▸ PROBLEM TO SOLVE
Copy every entry word for word, but skip the pictures.

Structured figure records
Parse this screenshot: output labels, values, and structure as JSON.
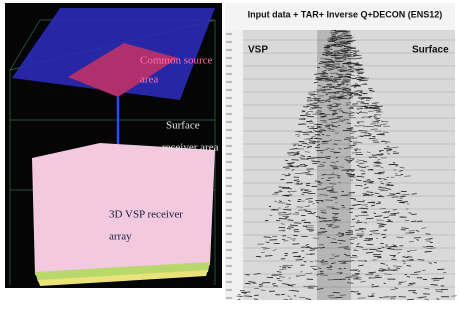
{
  "left_panel": {
    "source_label": [
      "Common source",
      "area"
    ],
    "surface_label": [
      "Surface",
      "receiver area"
    ],
    "array_label": [
      "3D VSP receiver",
      "array"
    ]
  },
  "right_panel": {
    "title": "Input data + TAR+ Inverse Q+DECON (ENS12)",
    "left_label": "VSP",
    "right_label": "Surface"
  }
}
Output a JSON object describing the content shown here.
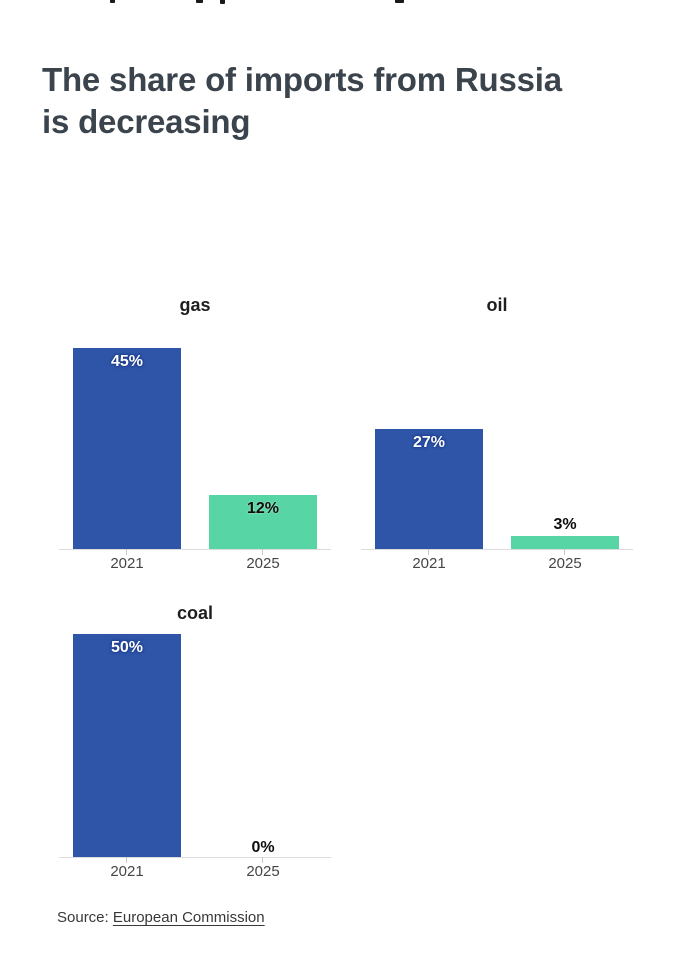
{
  "header": {
    "title": "The share of imports from Russia is decreasing",
    "title_lines": [
      "The share of imports from Russia",
      "is decreasing"
    ]
  },
  "chart_data": {
    "type": "bar",
    "title": "The share of imports from Russia is decreasing",
    "categories": [
      "2021",
      "2025"
    ],
    "unit": "%",
    "ylim": [
      0,
      50
    ],
    "grid": false,
    "legend": "none",
    "series": [
      {
        "name": "gas",
        "values": [
          45,
          12
        ],
        "labels": [
          "45%",
          "12%"
        ]
      },
      {
        "name": "oil",
        "values": [
          27,
          3
        ],
        "labels": [
          "27%",
          "3%"
        ]
      },
      {
        "name": "coal",
        "values": [
          50,
          0
        ],
        "labels": [
          "50%",
          "0%"
        ]
      }
    ],
    "colors": [
      "#2f55a8",
      "#58d5a4"
    ],
    "bar_label_colors": [
      "#ffffff",
      "#0e0e0e"
    ],
    "axis_line_color": "#dcdcdc",
    "x_label_color": "#464646"
  },
  "footer": {
    "source_label": "Source:",
    "source_link": "European Commission"
  }
}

▸ EXPECTED ANSWER
Parse this screenshot: output labels, values, and structure as JSON.
{
  "left_panel": {
    "source_label": [
      "Common source",
      "area"
    ],
    "surface_label": [
      "Surface",
      "receiver area"
    ],
    "array_label": [
      "3D VSP receiver",
      "array"
    ]
  },
  "right_panel": {
    "title": "Input data + TAR+ Inverse Q+DECON (ENS12)",
    "left_label": "VSP",
    "right_label": "Surface"
  }
}
Output a JSON object describing the content shown here.
{
  "header": {
    "title": "The share of imports from Russia is decreasing",
    "title_lines": [
      "The share of imports from Russia",
      "is decreasing"
    ]
  },
  "chart_data": {
    "type": "bar",
    "title": "The share of imports from Russia is decreasing",
    "categories": [
      "2021",
      "2025"
    ],
    "unit": "%",
    "ylim": [
      0,
      50
    ],
    "grid": false,
    "legend": "none",
    "series": [
      {
        "name": "gas",
        "values": [
          45,
          12
        ],
        "labels": [
          "45%",
          "12%"
        ]
      },
      {
        "name": "oil",
        "values": [
          27,
          3
        ],
        "labels": [
          "27%",
          "3%"
        ]
      },
      {
        "name": "coal",
        "values": [
          50,
          0
        ],
        "labels": [
          "50%",
          "0%"
        ]
      }
    ],
    "colors": [
      "#2f55a8",
      "#58d5a4"
    ],
    "bar_label_colors": [
      "#ffffff",
      "#0e0e0e"
    ],
    "axis_line_color": "#dcdcdc",
    "x_label_color": "#464646"
  },
  "footer": {
    "source_label": "Source:",
    "source_link": "European Commission"
  }
}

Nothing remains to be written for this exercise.